Description of the task: Quote all of the data below exactly, please.

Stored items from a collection
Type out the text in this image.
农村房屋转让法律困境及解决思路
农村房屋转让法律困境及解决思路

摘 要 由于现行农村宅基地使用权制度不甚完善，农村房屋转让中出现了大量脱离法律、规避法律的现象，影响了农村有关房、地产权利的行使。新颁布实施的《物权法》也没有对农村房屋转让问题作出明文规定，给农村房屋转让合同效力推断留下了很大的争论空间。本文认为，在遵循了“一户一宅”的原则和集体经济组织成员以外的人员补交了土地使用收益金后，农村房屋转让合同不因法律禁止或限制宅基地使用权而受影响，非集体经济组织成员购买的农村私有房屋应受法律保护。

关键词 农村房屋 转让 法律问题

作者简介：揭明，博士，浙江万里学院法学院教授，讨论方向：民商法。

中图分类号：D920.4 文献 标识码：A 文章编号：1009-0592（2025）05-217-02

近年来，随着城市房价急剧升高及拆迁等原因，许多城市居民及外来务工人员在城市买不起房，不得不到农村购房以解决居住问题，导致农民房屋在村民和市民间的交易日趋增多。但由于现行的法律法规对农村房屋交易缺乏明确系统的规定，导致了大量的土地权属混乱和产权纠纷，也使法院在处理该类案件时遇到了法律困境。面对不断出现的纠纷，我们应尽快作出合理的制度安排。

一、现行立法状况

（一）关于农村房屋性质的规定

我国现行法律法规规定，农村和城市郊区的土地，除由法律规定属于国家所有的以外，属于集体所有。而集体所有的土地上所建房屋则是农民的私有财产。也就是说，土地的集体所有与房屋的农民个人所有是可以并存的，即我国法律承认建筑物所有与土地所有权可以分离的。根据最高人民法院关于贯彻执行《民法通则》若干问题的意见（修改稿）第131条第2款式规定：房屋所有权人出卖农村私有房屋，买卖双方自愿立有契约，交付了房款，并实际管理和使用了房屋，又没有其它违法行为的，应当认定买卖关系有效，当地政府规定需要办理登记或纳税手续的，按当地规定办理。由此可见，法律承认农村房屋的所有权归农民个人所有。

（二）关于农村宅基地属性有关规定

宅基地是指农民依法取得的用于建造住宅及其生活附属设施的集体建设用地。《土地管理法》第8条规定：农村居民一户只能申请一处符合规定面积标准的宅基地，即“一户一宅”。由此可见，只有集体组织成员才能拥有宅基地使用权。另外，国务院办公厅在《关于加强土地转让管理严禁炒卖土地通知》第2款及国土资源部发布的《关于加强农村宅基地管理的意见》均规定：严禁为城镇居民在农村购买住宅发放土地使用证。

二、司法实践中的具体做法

Response to this exercise:
Type out the text in this image.
农村房屋转让法律困境及解决思路
农村房屋转让法律困境及解决思路

摘 要 由于现行农村宅基地使用权制度不甚完善，农村房屋转让中出现了大量脱离法律、规避法律的现象，影响了农村有关房、地产权利的行使。新颁布实施的《物权法》也没有对农村房屋转让问题作出明文规定，给农村房屋转让合同效力推断留下了很大的争论空间。本文认为，在遵循了“一户一宅”的原则和集体经济组织成员以外的人员补交了土地使用收益金后，农村房屋转让合同不因法律禁止或限制宅基地使用权而受影响，非集体经济组织成员购买的农村私有房屋应受法律保护。

关键词 农村房屋 转让 法律问题

作者简介：揭明，博士，浙江万里学院法学院教授，讨论方向：民商法。

中图分类号：D920.4 文献 标识码：A 文章编号：1009-0592（2025）05-217-02

近年来，随着城市房价急剧升高及拆迁等原因，许多城市居民及外来务工人员在城市买不起房，不得不到农村购房以解决居住问题，导致农民房屋在村民和市民间的交易日趋增多。但由于现行的法律法规对农村房屋交易缺乏明确系统的规定，导致了大量的土地权属混乱和产权纠纷，也使法院在处理该类案件时遇到了法律困境。面对不断出现的纠纷，我们应尽快作出合理的制度安排。

一、现行立法状况

（一）关于农村房屋性质的规定

我国现行法律法规规定，农村和城市郊区的土地，除由法律规定属于国家所有的以外，属于集体所有。而集体所有的土地上所建房屋则是农民的私有财产。也就是说，土地的集体所有与房屋的农民个人所有是可以并存的，即我国法律承认建筑物所有与土地所有权可以分离的。根据最高人民法院关于贯彻执行《民法通则》若干问题的意见（修改稿）第131条第2款式规定：房屋所有权人出卖农村私有房屋，买卖双方自愿立有契约，交付了房款，并实际管理和使用了房屋，又没有其它违法行为的，应当认定买卖关系有效，当地政府规定需要办理登记或纳税手续的，按当地规定办理。由此可见，法律承认农村房屋的所有权归农民个人所有。

（二）关于农村宅基地属性有关规定

宅基地是指农民依法取得的用于建造住宅及其生活附属设施的集体建设用地。《土地管理法》第8条规定：农村居民一户只能申请一处符合规定面积标准的宅基地，即“一户一宅”。由此可见，只有集体组织成员才能拥有宅基地使用权。另外，国务院办公厅在《关于加强土地转让管理严禁炒卖土地通知》第2款及国土资源部发布的《关于加强农村宅基地管理的意见》均规定：严禁为城镇居民在农村购买住宅发放土地使用证。

二、司法实践中的具体做法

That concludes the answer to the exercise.